(Given text):
----

Red Meat and Mortality

A major new study links consumption of red meat to premature death. But is beef really to blame?

This week, results from one of the largest studies of red-meat consumption and premature death ever undertaken were published. Writing in the March issue of Archives of Internal Medicine, the researchers come to a grim conclusion: “Red and processed meat intakes were associated with modest increases in total mortality, cancer mortality, and cardiovascular disease mortality.”

A study of 500,000 people between the ages of 50 and 71 responded to “food frequency questionnaires” in the baseline year of 1995. The study’s authors examined disease and mortality trends a decade later.

The Washington Post trumpeted the results of the study with the sharp-edged conclusion that middle-aged and elderly Americans who ate four ounces of red meat a day “were more than 30 percent more likely to die during the ten years they were followed, mostly from heart disease and cancer.”

Archives published an accompanying editorial by professor Barry Popkin at the University of North Carolina, which concluded: “…the need is for a major reduction in total meat intake, an even larger reduction in processed meat and other highly processed and salted animal source food products, and a reduction in total saturated fat” (my emphasis).

----

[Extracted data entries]
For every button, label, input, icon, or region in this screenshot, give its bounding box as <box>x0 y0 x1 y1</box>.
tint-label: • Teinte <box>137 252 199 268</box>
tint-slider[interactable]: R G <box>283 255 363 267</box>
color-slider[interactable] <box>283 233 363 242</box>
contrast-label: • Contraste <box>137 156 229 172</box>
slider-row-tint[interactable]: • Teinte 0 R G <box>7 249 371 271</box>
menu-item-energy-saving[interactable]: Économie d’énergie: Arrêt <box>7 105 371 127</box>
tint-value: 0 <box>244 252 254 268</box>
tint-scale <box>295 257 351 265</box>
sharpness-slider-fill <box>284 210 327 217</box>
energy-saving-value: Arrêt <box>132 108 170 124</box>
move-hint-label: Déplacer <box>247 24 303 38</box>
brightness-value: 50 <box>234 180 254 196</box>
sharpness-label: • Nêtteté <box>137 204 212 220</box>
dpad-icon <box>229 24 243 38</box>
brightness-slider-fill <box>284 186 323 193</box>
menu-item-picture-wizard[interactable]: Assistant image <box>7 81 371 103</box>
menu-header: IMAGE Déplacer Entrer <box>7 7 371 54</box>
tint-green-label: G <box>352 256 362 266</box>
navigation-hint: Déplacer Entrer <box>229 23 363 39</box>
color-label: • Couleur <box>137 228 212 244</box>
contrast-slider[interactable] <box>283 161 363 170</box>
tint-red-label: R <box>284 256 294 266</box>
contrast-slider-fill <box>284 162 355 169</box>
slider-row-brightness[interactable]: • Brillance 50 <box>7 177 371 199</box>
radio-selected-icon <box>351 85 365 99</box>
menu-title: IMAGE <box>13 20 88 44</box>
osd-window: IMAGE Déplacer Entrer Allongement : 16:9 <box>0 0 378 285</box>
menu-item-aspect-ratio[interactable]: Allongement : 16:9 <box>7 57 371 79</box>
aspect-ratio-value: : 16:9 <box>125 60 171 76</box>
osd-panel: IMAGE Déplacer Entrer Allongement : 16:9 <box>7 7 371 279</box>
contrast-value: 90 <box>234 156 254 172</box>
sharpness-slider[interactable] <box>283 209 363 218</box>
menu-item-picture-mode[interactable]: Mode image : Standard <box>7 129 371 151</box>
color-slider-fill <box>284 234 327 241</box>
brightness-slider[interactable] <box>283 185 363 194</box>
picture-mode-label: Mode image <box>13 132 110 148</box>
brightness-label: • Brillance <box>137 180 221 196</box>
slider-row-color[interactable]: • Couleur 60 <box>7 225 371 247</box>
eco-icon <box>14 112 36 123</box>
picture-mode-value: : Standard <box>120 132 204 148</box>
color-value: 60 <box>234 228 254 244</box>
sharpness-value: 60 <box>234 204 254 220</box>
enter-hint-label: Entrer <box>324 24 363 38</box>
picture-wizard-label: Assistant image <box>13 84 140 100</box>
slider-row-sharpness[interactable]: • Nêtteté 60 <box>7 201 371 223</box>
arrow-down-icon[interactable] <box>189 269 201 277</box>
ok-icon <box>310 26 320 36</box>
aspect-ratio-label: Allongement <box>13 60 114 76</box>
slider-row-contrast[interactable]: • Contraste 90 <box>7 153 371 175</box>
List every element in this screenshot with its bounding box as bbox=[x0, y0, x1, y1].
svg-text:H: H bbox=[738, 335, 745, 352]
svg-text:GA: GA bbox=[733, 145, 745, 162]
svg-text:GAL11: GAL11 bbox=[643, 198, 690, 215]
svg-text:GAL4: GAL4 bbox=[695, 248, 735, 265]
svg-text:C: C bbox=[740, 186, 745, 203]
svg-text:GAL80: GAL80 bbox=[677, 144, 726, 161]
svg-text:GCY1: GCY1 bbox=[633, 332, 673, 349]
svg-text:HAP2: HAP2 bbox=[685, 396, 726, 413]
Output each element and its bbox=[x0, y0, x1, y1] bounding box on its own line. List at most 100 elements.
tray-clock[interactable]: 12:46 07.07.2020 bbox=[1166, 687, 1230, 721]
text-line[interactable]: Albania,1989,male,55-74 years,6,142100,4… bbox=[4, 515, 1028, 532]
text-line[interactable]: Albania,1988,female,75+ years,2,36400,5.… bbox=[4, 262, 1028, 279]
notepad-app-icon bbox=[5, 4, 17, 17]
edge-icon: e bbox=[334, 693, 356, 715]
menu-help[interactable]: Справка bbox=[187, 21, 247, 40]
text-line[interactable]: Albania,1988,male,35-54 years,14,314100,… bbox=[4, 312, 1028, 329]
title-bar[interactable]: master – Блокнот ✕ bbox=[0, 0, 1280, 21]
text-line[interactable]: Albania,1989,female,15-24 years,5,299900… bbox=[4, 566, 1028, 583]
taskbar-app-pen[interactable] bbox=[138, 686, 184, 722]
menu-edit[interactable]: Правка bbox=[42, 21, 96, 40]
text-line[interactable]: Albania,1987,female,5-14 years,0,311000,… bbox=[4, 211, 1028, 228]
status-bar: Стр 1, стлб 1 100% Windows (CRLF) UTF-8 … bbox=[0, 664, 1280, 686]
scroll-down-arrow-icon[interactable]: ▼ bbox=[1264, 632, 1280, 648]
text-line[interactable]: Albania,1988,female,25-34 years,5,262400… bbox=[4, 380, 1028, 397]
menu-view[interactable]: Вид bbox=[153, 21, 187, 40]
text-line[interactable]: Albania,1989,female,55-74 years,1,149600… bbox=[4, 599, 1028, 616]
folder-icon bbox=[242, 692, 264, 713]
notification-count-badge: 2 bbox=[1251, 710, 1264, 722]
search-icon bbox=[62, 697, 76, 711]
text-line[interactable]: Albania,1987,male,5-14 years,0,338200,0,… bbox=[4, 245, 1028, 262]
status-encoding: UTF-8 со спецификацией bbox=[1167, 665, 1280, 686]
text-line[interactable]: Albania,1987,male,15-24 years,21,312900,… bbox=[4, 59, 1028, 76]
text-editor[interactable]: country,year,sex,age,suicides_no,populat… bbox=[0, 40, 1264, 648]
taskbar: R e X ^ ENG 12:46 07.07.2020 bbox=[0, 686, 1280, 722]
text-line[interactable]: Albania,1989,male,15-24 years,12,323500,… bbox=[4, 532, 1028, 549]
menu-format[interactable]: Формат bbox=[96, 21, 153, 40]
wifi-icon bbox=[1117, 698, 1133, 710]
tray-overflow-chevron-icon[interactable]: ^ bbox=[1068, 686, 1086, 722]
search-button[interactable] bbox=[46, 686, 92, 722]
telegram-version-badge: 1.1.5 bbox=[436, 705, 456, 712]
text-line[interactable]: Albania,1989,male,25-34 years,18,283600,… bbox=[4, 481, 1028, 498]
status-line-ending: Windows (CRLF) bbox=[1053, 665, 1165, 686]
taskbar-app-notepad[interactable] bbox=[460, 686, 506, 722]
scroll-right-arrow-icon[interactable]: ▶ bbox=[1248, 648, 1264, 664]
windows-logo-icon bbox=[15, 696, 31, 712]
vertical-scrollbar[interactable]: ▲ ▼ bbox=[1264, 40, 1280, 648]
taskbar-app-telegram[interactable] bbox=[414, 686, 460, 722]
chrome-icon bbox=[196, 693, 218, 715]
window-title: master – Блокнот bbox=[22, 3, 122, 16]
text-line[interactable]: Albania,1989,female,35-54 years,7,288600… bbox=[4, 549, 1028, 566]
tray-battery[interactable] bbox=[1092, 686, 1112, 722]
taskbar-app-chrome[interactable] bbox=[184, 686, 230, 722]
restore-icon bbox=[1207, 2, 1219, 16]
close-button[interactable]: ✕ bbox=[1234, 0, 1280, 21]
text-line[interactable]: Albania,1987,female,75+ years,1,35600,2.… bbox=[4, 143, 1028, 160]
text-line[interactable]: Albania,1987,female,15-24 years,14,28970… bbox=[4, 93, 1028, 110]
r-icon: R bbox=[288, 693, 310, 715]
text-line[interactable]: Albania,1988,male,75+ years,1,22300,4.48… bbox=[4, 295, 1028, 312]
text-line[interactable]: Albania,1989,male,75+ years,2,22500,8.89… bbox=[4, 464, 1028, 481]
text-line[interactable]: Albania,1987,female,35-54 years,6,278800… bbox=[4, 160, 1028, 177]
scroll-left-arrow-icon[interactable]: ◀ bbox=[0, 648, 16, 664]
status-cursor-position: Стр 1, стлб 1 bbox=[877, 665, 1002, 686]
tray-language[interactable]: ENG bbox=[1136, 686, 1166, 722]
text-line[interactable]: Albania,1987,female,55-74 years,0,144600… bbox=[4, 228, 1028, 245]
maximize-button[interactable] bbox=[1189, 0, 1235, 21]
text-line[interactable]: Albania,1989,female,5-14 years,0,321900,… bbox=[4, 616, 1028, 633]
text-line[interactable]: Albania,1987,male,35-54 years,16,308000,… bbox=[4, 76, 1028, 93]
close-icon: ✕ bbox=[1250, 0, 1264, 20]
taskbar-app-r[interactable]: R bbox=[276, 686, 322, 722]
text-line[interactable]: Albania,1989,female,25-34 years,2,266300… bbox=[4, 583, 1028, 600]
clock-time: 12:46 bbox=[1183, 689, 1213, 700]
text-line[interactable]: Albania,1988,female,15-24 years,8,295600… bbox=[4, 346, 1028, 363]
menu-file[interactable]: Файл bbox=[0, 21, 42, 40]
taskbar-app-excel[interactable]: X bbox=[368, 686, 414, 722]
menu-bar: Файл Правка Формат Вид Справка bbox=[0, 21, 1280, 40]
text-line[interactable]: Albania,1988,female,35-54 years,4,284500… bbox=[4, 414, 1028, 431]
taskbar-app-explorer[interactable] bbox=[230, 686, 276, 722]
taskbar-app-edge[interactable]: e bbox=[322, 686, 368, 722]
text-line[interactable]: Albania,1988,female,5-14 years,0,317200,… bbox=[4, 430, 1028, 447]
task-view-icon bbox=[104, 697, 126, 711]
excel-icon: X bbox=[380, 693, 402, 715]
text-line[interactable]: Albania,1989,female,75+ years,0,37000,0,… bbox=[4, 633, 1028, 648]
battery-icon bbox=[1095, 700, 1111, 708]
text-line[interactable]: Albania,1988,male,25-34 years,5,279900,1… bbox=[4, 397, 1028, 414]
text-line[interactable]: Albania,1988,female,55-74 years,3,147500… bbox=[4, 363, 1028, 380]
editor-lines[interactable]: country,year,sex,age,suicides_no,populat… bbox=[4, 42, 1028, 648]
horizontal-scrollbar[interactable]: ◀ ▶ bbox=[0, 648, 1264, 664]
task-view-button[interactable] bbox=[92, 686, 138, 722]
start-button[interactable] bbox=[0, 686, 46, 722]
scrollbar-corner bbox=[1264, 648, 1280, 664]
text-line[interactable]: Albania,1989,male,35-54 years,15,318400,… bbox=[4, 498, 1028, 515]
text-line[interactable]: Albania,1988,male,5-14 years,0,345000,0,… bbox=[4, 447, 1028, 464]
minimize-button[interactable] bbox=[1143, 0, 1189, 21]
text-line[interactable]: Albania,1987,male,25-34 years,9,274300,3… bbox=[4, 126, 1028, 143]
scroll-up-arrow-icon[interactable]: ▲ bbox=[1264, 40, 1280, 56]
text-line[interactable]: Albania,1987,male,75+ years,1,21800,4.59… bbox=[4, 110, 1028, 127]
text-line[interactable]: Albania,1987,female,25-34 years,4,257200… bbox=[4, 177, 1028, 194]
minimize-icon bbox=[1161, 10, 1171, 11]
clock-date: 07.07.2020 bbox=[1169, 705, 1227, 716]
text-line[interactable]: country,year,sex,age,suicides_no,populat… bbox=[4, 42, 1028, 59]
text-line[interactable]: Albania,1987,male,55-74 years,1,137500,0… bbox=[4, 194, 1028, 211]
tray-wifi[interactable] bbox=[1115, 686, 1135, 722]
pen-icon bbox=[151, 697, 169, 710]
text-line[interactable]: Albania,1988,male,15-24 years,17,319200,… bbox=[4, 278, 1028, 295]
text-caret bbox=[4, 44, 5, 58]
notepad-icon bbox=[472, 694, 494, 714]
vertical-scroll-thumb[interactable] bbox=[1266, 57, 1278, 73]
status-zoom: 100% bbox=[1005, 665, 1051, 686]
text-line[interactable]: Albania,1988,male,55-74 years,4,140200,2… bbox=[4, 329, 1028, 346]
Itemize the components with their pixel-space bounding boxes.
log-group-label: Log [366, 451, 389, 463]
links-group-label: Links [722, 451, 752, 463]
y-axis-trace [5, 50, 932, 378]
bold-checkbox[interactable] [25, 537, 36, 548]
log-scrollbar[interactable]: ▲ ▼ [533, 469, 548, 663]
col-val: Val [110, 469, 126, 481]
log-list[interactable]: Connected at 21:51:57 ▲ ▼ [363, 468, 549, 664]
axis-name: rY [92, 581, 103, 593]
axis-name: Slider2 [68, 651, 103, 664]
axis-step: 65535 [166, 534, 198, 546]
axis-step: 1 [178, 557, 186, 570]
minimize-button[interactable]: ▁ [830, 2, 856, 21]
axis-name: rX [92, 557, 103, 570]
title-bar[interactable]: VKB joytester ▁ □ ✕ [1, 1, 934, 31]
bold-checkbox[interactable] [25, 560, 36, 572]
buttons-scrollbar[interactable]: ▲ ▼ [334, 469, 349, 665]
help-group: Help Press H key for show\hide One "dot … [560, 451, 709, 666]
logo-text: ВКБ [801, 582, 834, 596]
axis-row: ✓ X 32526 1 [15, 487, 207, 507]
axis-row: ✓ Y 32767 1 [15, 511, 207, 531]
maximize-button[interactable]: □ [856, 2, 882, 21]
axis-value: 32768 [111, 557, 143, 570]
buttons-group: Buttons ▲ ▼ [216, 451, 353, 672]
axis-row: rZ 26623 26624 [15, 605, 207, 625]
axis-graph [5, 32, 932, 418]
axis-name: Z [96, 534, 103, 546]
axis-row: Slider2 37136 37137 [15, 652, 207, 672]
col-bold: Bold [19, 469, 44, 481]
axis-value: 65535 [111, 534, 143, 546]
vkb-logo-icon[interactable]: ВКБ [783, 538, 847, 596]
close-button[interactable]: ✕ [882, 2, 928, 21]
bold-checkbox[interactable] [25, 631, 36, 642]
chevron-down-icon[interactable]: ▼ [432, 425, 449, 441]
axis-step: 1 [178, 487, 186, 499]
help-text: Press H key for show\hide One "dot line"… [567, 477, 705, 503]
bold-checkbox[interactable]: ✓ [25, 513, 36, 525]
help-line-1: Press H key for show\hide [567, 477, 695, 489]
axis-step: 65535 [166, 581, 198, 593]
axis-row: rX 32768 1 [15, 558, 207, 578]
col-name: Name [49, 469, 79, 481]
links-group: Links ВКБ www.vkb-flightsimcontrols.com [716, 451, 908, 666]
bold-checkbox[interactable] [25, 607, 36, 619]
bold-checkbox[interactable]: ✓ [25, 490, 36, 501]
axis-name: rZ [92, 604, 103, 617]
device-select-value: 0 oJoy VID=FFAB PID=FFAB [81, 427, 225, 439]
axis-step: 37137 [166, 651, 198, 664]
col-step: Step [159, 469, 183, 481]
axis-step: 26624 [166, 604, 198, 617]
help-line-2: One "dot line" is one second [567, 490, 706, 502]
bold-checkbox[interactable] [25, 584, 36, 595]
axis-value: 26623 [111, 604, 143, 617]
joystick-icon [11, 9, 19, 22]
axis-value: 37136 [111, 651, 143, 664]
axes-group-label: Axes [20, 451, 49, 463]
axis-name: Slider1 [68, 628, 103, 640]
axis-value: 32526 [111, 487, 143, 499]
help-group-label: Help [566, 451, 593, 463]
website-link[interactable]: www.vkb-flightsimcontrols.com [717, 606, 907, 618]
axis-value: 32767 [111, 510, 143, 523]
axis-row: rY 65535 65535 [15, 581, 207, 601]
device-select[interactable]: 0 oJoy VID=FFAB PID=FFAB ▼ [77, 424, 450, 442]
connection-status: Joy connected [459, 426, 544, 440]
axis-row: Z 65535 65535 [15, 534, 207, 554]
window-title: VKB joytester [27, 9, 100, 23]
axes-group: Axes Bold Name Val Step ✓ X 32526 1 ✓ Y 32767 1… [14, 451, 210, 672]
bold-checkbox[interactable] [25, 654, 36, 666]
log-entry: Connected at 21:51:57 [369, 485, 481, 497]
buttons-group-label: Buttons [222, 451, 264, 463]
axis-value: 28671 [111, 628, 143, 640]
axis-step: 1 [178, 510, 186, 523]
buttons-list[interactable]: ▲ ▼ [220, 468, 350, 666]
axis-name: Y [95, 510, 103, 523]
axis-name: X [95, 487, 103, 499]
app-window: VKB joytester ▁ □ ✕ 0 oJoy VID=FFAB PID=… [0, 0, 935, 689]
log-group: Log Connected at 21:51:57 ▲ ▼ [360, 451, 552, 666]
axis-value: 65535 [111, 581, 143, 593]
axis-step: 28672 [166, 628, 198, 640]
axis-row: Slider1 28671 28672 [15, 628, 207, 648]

----

(Tasks for this exercise):
a - List the categories of mortality that the researchers' quoted conclusion in the article on red meat and mortality associates with red and processed meat intake.
b - From the article on red meat and mortality, reproduce word for word the passage starting with "This week, results" and going on through "a decade later.".

(Answers in order):
a -
- Total mortality
- Cancer mortality
- Cardiovascular disease mortality

b -
This week, results from one of the largest studies of red-meat consumption and premature death ever undertaken were published. Writing in the March issue of Archives of Internal Medicine, the researchers come to a grim conclusion: “Red and processed meat intakes were associated with modest increases in total mortality, cancer mortality, and cardiovascular disease mortality.”

A study of 500,000 people between the ages of 50 and 71 responded to “food frequency questionnaires” in the baseline year of 1995. The study’s authors examined disease and mortality trends a decade later.